## EXTRACTED RECORDS
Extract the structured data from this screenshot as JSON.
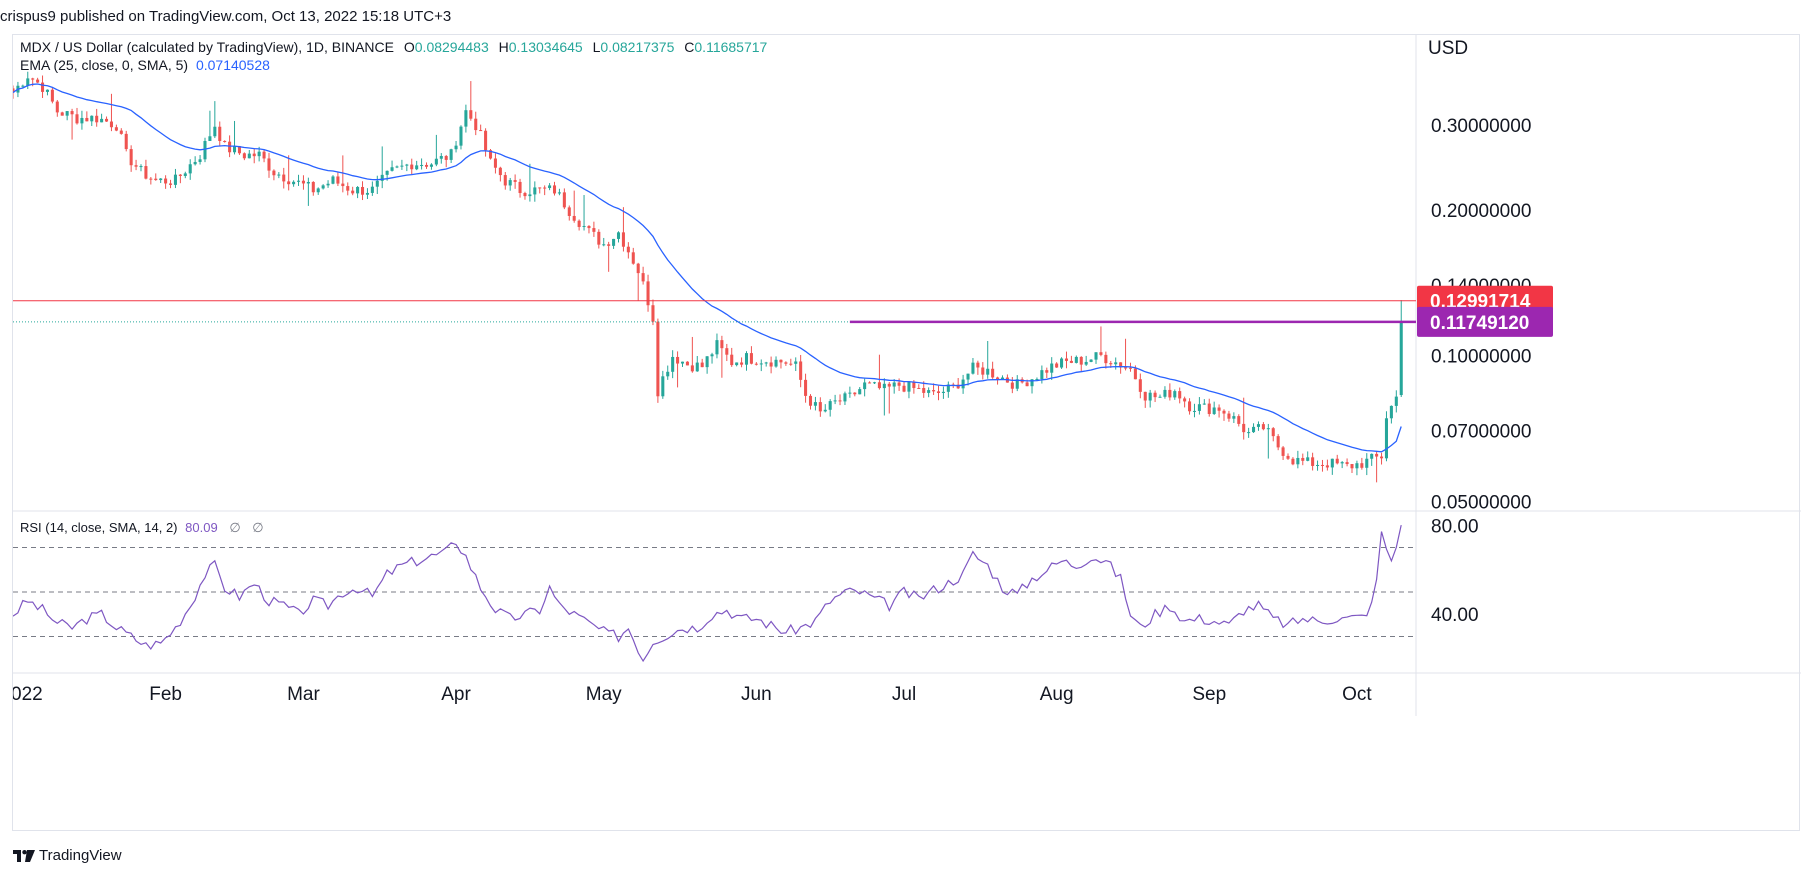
{
  "header": {
    "publish_line": "crispus9 published on TradingView.com, Oct 13, 2022 15:18 UTC+3"
  },
  "legend": {
    "symbol": "MDX / US Dollar (calculated by TradingView), 1D, BINANCE",
    "o_label": "O",
    "o_value": "0.08294483",
    "h_label": "H",
    "h_value": "0.13034645",
    "l_label": "L",
    "l_value": "0.08217375",
    "c_label": "C",
    "c_value": "0.11685717",
    "ema_label": "EMA (25, close, 0, SMA, 5)",
    "ema_value": "0.07140528",
    "rsi_label": "RSI (14, close, SMA, 14, 2)",
    "rsi_value": "80.09",
    "rsi_extra1": "∅",
    "rsi_extra2": "∅"
  },
  "footer": {
    "brand": "TradingView"
  },
  "colors": {
    "up": "#26a69a",
    "down": "#ef5350",
    "ema": "#2962ff",
    "rsi": "#7e57c2",
    "resistance": "#f23645",
    "level": "#9c27b0"
  },
  "chart_data": {
    "type": "candlestick",
    "price_axis": {
      "unit": "USD",
      "scale": "log",
      "ylim": [
        0.048,
        0.46
      ],
      "ticks": [
        {
          "value": 0.3,
          "label": "0.30000000"
        },
        {
          "value": 0.2,
          "label": "0.20000000"
        },
        {
          "value": 0.14,
          "label": "0.14000000"
        },
        {
          "value": 0.1,
          "label": "0.10000000"
        },
        {
          "value": 0.07,
          "label": "0.07000000"
        },
        {
          "value": 0.05,
          "label": "0.05000000"
        }
      ]
    },
    "price_labels": [
      {
        "value": 0.12991714,
        "label": "0.12991714",
        "color": "#f23645"
      },
      {
        "value": 0.1174912,
        "label": "0.11749120",
        "color": "#9c27b0"
      }
    ],
    "resistance_line": 0.12991714,
    "horizontal_level": {
      "value": 0.1174912,
      "from_day": 170
    },
    "time_axis": {
      "labels": [
        {
          "label": "022",
          "day": 0
        },
        {
          "label": "Feb",
          "day": 31
        },
        {
          "label": "Mar",
          "day": 59
        },
        {
          "label": "Apr",
          "day": 90
        },
        {
          "label": "May",
          "day": 120
        },
        {
          "label": "Jun",
          "day": 151
        },
        {
          "label": "Jul",
          "day": 181
        },
        {
          "label": "Aug",
          "day": 212
        },
        {
          "label": "Sep",
          "day": 243
        },
        {
          "label": "Oct",
          "day": 273
        }
      ],
      "last_day": 285
    },
    "price_anchors": [
      [
        0,
        0.35
      ],
      [
        3,
        0.38
      ],
      [
        6,
        0.36
      ],
      [
        9,
        0.32
      ],
      [
        13,
        0.31
      ],
      [
        17,
        0.31
      ],
      [
        21,
        0.3
      ],
      [
        23,
        0.26
      ],
      [
        26,
        0.24
      ],
      [
        29,
        0.23
      ],
      [
        33,
        0.23
      ],
      [
        38,
        0.26
      ],
      [
        41,
        0.3
      ],
      [
        43,
        0.27
      ],
      [
        47,
        0.26
      ],
      [
        50,
        0.26
      ],
      [
        53,
        0.24
      ],
      [
        57,
        0.23
      ],
      [
        61,
        0.22
      ],
      [
        65,
        0.23
      ],
      [
        69,
        0.22
      ],
      [
        73,
        0.22
      ],
      [
        77,
        0.24
      ],
      [
        81,
        0.25
      ],
      [
        85,
        0.25
      ],
      [
        89,
        0.26
      ],
      [
        92,
        0.32
      ],
      [
        94,
        0.3
      ],
      [
        97,
        0.25
      ],
      [
        100,
        0.23
      ],
      [
        103,
        0.22
      ],
      [
        107,
        0.22
      ],
      [
        110,
        0.22
      ],
      [
        113,
        0.2
      ],
      [
        117,
        0.18
      ],
      [
        120,
        0.17
      ],
      [
        123,
        0.18
      ],
      [
        127,
        0.15
      ],
      [
        130,
        0.12
      ],
      [
        131,
        0.085
      ],
      [
        134,
        0.1
      ],
      [
        137,
        0.096
      ],
      [
        140,
        0.095
      ],
      [
        143,
        0.105
      ],
      [
        146,
        0.097
      ],
      [
        149,
        0.099
      ],
      [
        153,
        0.098
      ],
      [
        157,
        0.097
      ],
      [
        159,
        0.095
      ],
      [
        161,
        0.083
      ],
      [
        164,
        0.076
      ],
      [
        167,
        0.08
      ],
      [
        170,
        0.082
      ],
      [
        173,
        0.087
      ],
      [
        177,
        0.085
      ],
      [
        180,
        0.087
      ],
      [
        184,
        0.085
      ],
      [
        187,
        0.083
      ],
      [
        191,
        0.086
      ],
      [
        195,
        0.094
      ],
      [
        198,
        0.093
      ],
      [
        201,
        0.09
      ],
      [
        204,
        0.087
      ],
      [
        207,
        0.09
      ],
      [
        211,
        0.095
      ],
      [
        214,
        0.097
      ],
      [
        218,
        0.098
      ],
      [
        221,
        0.1
      ],
      [
        224,
        0.097
      ],
      [
        227,
        0.094
      ],
      [
        230,
        0.083
      ],
      [
        233,
        0.082
      ],
      [
        236,
        0.085
      ],
      [
        239,
        0.079
      ],
      [
        242,
        0.078
      ],
      [
        245,
        0.078
      ],
      [
        248,
        0.074
      ],
      [
        251,
        0.069
      ],
      [
        254,
        0.071
      ],
      [
        257,
        0.065
      ],
      [
        260,
        0.061
      ],
      [
        263,
        0.06
      ],
      [
        267,
        0.06
      ],
      [
        271,
        0.059
      ],
      [
        274,
        0.06
      ],
      [
        276,
        0.061
      ],
      [
        278,
        0.062
      ],
      [
        279,
        0.075
      ],
      [
        281,
        0.082
      ],
      [
        282,
        0.116
      ]
    ],
    "ema": {
      "period": 25,
      "last_value": 0.07140528
    },
    "rsi": {
      "period": 14,
      "last_value": 80.09,
      "axis": {
        "ylim": [
          14,
          86
        ],
        "ticks": [
          {
            "value": 80,
            "label": "80.00"
          },
          {
            "value": 40,
            "label": "40.00"
          }
        ]
      },
      "bands": [
        30,
        50,
        70
      ],
      "anchors": [
        [
          0,
          40
        ],
        [
          3,
          46
        ],
        [
          6,
          42
        ],
        [
          9,
          36
        ],
        [
          12,
          34
        ],
        [
          15,
          38
        ],
        [
          18,
          40
        ],
        [
          21,
          34
        ],
        [
          24,
          30
        ],
        [
          27,
          26
        ],
        [
          30,
          27
        ],
        [
          33,
          34
        ],
        [
          36,
          44
        ],
        [
          39,
          58
        ],
        [
          41,
          62
        ],
        [
          43,
          52
        ],
        [
          46,
          48
        ],
        [
          49,
          54
        ],
        [
          52,
          46
        ],
        [
          55,
          44
        ],
        [
          58,
          40
        ],
        [
          61,
          46
        ],
        [
          64,
          44
        ],
        [
          67,
          50
        ],
        [
          70,
          52
        ],
        [
          73,
          48
        ],
        [
          76,
          58
        ],
        [
          79,
          62
        ],
        [
          82,
          64
        ],
        [
          85,
          66
        ],
        [
          88,
          68
        ],
        [
          90,
          73
        ],
        [
          92,
          66
        ],
        [
          95,
          52
        ],
        [
          98,
          42
        ],
        [
          101,
          38
        ],
        [
          104,
          40
        ],
        [
          107,
          42
        ],
        [
          109,
          52
        ],
        [
          111,
          44
        ],
        [
          114,
          40
        ],
        [
          117,
          36
        ],
        [
          120,
          32
        ],
        [
          123,
          30
        ],
        [
          125,
          34
        ],
        [
          128,
          20
        ],
        [
          130,
          28
        ],
        [
          133,
          31
        ],
        [
          136,
          34
        ],
        [
          139,
          34
        ],
        [
          142,
          40
        ],
        [
          145,
          42
        ],
        [
          148,
          38
        ],
        [
          151,
          38
        ],
        [
          154,
          35
        ],
        [
          157,
          32
        ],
        [
          160,
          34
        ],
        [
          163,
          37
        ],
        [
          166,
          46
        ],
        [
          169,
          50
        ],
        [
          172,
          50
        ],
        [
          175,
          47
        ],
        [
          178,
          44
        ],
        [
          181,
          50
        ],
        [
          184,
          47
        ],
        [
          187,
          51
        ],
        [
          190,
          54
        ],
        [
          193,
          58
        ],
        [
          195,
          67
        ],
        [
          198,
          62
        ],
        [
          201,
          52
        ],
        [
          204,
          49
        ],
        [
          207,
          56
        ],
        [
          210,
          60
        ],
        [
          213,
          64
        ],
        [
          216,
          62
        ],
        [
          219,
          66
        ],
        [
          222,
          64
        ],
        [
          225,
          56
        ],
        [
          227,
          40
        ],
        [
          229,
          34
        ],
        [
          232,
          40
        ],
        [
          235,
          44
        ],
        [
          238,
          37
        ],
        [
          241,
          38
        ],
        [
          244,
          37
        ],
        [
          247,
          35
        ],
        [
          250,
          42
        ],
        [
          253,
          44
        ],
        [
          256,
          38
        ],
        [
          259,
          35
        ],
        [
          262,
          38
        ],
        [
          265,
          37
        ],
        [
          268,
          38
        ],
        [
          271,
          38
        ],
        [
          274,
          39
        ],
        [
          276,
          44
        ],
        [
          277,
          56
        ],
        [
          278,
          76
        ],
        [
          280,
          64
        ],
        [
          282,
          80
        ]
      ]
    }
  }
}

## GIVEN INSTRUCTION
From the data above, copy each line that holds "TradingView".

## OUTPUT FOR THIS EXERCISE
    "publish_line": "crispus9 published on TradingView.com, Oct 13, 2022 15:18 UTC+3"
    "symbol": "MDX / US Dollar (calculated by TradingView), 1D, BINANCE",
    "brand": "TradingView"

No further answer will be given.